▽

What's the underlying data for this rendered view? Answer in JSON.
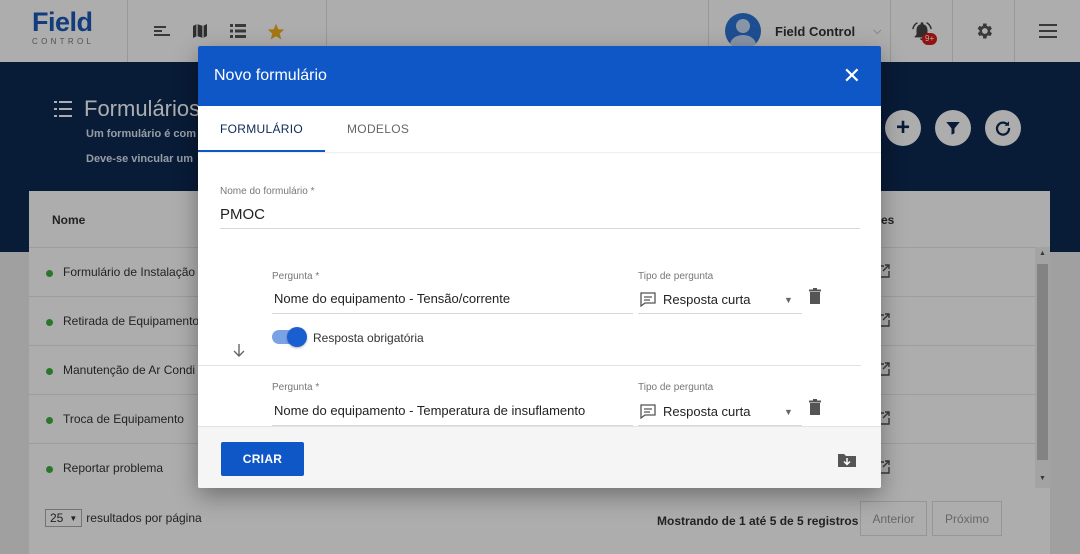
{
  "app": {
    "logo_main": "Field",
    "logo_sub": "CONTROL",
    "user_name": "Field Control",
    "notif_badge": "9+",
    "icons": [
      "filter-list-icon",
      "map-icon",
      "list-icon",
      "star-icon"
    ]
  },
  "page": {
    "title": "Formulários",
    "desc_line1": "Um formulário é com",
    "desc_line2": "Deve-se vincular um"
  },
  "table": {
    "header_name": "Nome",
    "header_right": "es",
    "rows": [
      {
        "name": "Formulário de Instalação"
      },
      {
        "name": "Retirada de Equipamento"
      },
      {
        "name": "Manutenção de Ar Condi"
      },
      {
        "name": "Troca de Equipamento"
      },
      {
        "name": "Reportar problema"
      }
    ],
    "per_page_value": "25",
    "per_page_label": "resultados por página",
    "showing": "Mostrando de 1 até 5 de 5 registros",
    "prev": "Anterior",
    "next": "Próximo"
  },
  "modal": {
    "title": "Novo formulário",
    "close": "✕",
    "tabs": [
      {
        "label": "FORMULÁRIO",
        "active": true
      },
      {
        "label": "MODELOS",
        "active": false
      }
    ],
    "form_name_label": "Nome do formulário *",
    "form_name_value": "PMOC",
    "questions": [
      {
        "question_label": "Pergunta *",
        "question_value": "Nome do equipamento - Tensão/corrente",
        "type_label": "Tipo de pergunta",
        "type_value": "Resposta curta",
        "required_label": "Resposta obrigatória",
        "required": true
      },
      {
        "question_label": "Pergunta *",
        "question_value": "Nome do equipamento - Temperatura de insuflamento",
        "type_label": "Tipo de pergunta",
        "type_value": "Resposta curta"
      }
    ],
    "submit_label": "CRIAR"
  },
  "colors": {
    "brand": "#1a5bb8",
    "modal_header": "#0f57c7",
    "hero": "#0c2952",
    "status_dot": "#3fae3f"
  }
}
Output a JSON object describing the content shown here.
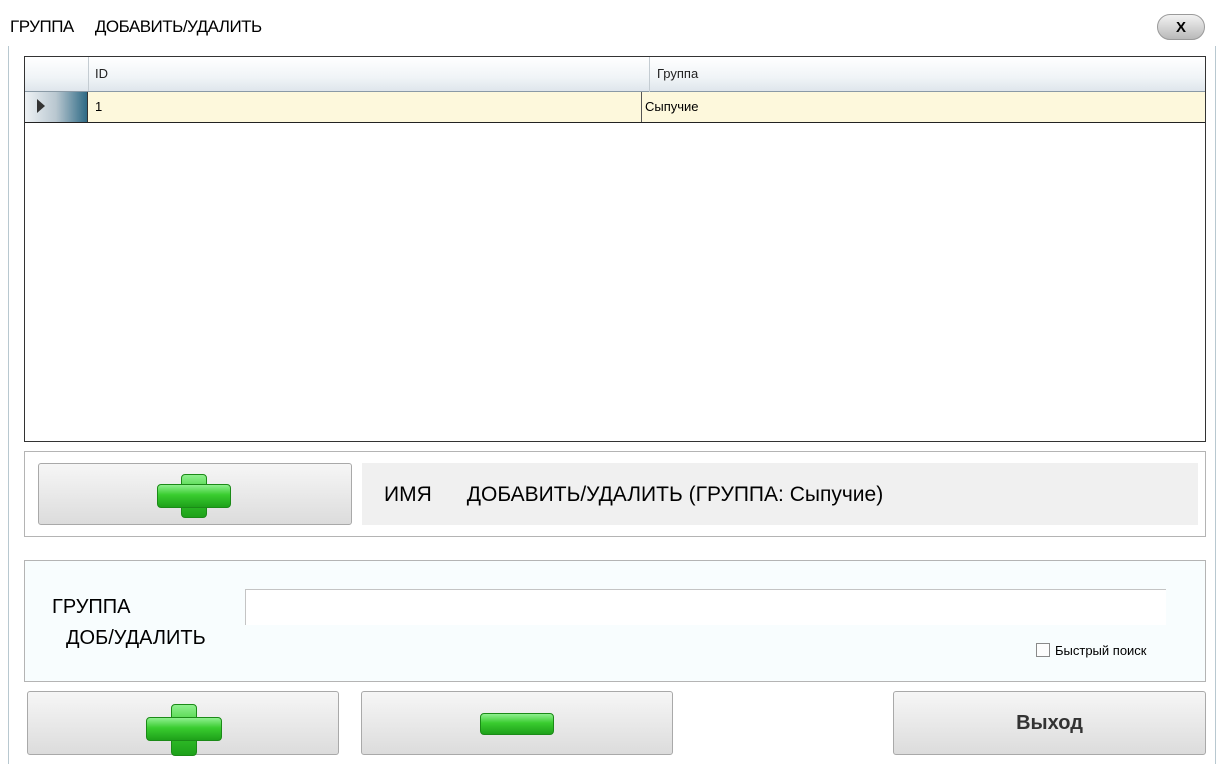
{
  "window": {
    "title": "ГРУППА     ДОБАВИТЬ/УДАЛИТЬ",
    "close_label": "X"
  },
  "grid": {
    "columns": [
      "ID",
      "Группа"
    ],
    "rows": [
      {
        "id": "1",
        "group": "Сыпучие",
        "selected": true
      }
    ]
  },
  "name_section": {
    "label": "ИМЯ      ДОБАВИТЬ/УДАЛИТЬ (ГРУППА: Сыпучие)",
    "add_icon": "plus-icon"
  },
  "form": {
    "label_line1": "ГРУППА",
    "label_line2": "ДОБ/УДАЛИТЬ",
    "input_value": "",
    "quick_search_label": "Быстрый поиск",
    "quick_search_checked": false
  },
  "actions": {
    "add_icon": "plus-icon",
    "remove_icon": "minus-icon",
    "exit_label": "Выход"
  },
  "colors": {
    "accent_green": "#39cc2f",
    "selected_row": "#fdf8dc"
  }
}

△

= What this task involves =
Transcribe exactly the portion of the material above that runs from the line containing "Output a JSON" through its last line, omitting all pictures.

= Output for this exercise =
Output a JSON object describing the content shown here.
{
  "window": {
    "title": "ГРУППА     ДОБАВИТЬ/УДАЛИТЬ",
    "close_label": "X"
  },
  "grid": {
    "columns": [
      "ID",
      "Группа"
    ],
    "rows": [
      {
        "id": "1",
        "group": "Сыпучие",
        "selected": true
      }
    ]
  },
  "name_section": {
    "label": "ИМЯ      ДОБАВИТЬ/УДАЛИТЬ (ГРУППА: Сыпучие)",
    "add_icon": "plus-icon"
  },
  "form": {
    "label_line1": "ГРУППА",
    "label_line2": "ДОБ/УДАЛИТЬ",
    "input_value": "",
    "quick_search_label": "Быстрый поиск",
    "quick_search_checked": false
  },
  "actions": {
    "add_icon": "plus-icon",
    "remove_icon": "minus-icon",
    "exit_label": "Выход"
  },
  "colors": {
    "accent_green": "#39cc2f",
    "selected_row": "#fdf8dc"
  }
}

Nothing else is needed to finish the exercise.